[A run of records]
(begin)

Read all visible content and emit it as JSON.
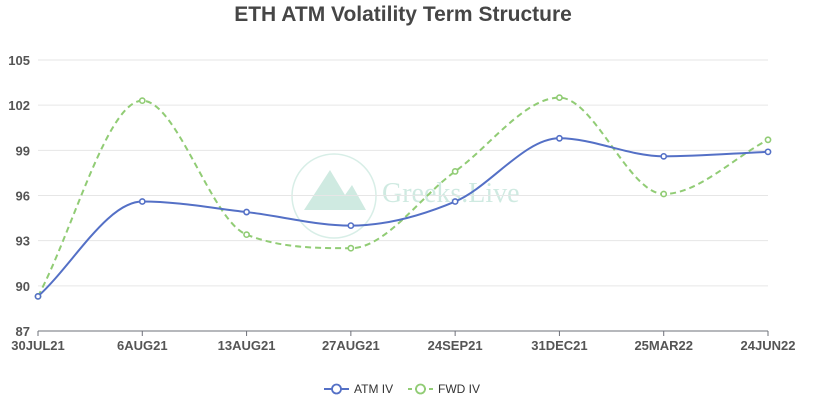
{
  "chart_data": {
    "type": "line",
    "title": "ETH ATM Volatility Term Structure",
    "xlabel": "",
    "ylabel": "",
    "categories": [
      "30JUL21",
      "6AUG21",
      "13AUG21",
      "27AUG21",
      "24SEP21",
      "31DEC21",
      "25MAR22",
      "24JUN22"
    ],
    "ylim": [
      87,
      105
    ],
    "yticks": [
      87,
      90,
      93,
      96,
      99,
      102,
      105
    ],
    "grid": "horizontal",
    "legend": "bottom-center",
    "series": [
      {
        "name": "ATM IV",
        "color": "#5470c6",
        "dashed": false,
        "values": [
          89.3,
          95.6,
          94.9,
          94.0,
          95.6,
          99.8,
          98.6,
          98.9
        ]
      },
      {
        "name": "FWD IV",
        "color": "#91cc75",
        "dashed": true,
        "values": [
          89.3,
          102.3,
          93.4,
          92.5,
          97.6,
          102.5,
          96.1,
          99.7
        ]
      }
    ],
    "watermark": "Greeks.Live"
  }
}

(end)

## Aim of the task:
Go through the material above and print all of it exactly, except the pictures.

## Exercise result:
Read all visible content and emit it as JSON.
{
  "chart_data": {
    "type": "line",
    "title": "ETH ATM Volatility Term Structure",
    "xlabel": "",
    "ylabel": "",
    "categories": [
      "30JUL21",
      "6AUG21",
      "13AUG21",
      "27AUG21",
      "24SEP21",
      "31DEC21",
      "25MAR22",
      "24JUN22"
    ],
    "ylim": [
      87,
      105
    ],
    "yticks": [
      87,
      90,
      93,
      96,
      99,
      102,
      105
    ],
    "grid": "horizontal",
    "legend": "bottom-center",
    "series": [
      {
        "name": "ATM IV",
        "color": "#5470c6",
        "dashed": false,
        "values": [
          89.3,
          95.6,
          94.9,
          94.0,
          95.6,
          99.8,
          98.6,
          98.9
        ]
      },
      {
        "name": "FWD IV",
        "color": "#91cc75",
        "dashed": true,
        "values": [
          89.3,
          102.3,
          93.4,
          92.5,
          97.6,
          102.5,
          96.1,
          99.7
        ]
      }
    ],
    "watermark": "Greeks.Live"
  }
}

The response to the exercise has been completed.